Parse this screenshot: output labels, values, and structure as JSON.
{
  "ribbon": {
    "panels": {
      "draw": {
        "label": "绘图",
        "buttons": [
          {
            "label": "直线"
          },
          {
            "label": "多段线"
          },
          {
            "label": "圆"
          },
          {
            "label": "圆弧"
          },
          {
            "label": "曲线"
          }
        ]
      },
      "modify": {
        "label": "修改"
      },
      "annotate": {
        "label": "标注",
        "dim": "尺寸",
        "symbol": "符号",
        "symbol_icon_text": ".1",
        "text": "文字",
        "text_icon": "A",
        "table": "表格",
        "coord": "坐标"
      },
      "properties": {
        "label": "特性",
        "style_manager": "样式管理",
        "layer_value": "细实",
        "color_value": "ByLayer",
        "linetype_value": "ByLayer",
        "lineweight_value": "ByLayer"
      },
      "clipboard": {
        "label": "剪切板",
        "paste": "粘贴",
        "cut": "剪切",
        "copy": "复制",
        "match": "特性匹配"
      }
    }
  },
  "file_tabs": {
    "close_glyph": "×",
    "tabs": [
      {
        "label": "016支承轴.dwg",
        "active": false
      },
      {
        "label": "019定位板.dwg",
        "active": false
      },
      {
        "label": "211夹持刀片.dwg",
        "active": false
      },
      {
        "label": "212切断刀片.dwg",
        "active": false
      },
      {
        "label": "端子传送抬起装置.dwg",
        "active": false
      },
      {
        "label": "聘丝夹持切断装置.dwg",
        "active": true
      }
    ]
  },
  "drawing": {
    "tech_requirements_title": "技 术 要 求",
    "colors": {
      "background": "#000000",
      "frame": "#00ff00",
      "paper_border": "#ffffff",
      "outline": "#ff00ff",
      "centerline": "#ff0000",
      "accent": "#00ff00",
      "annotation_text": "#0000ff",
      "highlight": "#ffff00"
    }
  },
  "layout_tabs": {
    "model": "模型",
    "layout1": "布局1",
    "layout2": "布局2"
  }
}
--
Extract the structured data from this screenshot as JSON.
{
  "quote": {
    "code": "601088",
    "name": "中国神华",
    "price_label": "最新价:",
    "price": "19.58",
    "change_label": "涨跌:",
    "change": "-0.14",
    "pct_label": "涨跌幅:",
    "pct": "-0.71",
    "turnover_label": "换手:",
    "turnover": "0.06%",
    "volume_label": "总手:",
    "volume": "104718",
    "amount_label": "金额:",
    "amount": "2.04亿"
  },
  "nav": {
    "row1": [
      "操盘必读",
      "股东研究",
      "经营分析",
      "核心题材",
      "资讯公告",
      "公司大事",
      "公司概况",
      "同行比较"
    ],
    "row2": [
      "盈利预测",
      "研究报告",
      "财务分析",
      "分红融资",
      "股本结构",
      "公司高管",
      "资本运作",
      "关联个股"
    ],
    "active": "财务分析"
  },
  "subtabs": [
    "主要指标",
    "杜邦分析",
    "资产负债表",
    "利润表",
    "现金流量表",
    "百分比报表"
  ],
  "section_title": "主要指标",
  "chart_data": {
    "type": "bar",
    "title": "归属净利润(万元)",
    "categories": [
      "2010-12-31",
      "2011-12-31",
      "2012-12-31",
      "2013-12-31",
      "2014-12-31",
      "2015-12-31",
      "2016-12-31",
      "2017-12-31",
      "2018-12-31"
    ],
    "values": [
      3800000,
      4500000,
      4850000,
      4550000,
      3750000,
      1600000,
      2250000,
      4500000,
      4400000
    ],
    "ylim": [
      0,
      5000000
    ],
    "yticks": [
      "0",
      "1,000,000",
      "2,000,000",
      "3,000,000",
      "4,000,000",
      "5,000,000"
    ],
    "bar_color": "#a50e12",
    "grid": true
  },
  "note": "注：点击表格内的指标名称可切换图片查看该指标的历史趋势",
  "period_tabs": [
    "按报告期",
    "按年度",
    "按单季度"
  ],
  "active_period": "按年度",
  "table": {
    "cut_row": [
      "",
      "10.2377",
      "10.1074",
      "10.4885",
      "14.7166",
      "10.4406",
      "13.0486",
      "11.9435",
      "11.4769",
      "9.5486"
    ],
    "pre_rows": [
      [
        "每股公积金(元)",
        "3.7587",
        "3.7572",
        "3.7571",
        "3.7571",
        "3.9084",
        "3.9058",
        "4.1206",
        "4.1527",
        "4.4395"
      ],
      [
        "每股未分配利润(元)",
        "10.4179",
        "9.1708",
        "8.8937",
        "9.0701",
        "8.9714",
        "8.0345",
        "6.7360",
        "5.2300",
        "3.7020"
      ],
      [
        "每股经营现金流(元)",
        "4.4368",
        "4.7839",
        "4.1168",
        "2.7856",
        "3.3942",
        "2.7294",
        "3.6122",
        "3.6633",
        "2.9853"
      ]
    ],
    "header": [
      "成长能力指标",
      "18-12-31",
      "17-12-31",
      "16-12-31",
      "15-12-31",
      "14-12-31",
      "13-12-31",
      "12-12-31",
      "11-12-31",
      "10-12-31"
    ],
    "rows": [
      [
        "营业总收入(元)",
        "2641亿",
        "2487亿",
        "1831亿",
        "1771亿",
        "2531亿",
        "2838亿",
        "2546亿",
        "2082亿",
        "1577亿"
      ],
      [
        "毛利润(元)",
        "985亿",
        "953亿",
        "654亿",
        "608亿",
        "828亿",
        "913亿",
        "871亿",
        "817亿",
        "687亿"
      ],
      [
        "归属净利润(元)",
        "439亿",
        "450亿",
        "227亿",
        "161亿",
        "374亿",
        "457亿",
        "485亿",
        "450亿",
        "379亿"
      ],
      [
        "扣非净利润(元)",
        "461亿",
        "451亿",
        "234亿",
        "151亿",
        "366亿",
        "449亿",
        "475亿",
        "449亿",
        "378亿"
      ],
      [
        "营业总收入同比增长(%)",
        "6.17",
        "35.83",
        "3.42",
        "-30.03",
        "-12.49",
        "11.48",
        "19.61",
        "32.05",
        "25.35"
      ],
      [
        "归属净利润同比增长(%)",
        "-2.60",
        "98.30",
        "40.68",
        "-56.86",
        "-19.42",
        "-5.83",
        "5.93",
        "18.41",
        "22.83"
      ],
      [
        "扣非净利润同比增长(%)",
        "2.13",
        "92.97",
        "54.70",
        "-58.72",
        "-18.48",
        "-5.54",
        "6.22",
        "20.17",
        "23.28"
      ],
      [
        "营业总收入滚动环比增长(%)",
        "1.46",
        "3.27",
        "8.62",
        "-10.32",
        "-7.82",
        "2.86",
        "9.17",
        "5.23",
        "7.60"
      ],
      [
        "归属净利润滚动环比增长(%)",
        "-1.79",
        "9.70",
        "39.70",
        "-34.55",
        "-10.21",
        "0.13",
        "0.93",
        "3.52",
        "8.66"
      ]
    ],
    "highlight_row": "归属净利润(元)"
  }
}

STATED GOAL =
Each line holding "JSON" must be found and copied.

CORRECT OUTPUT =
Parse this screenshot: output labels, values, and structure as JSON.
Extract the structured data from this screenshot as JSON.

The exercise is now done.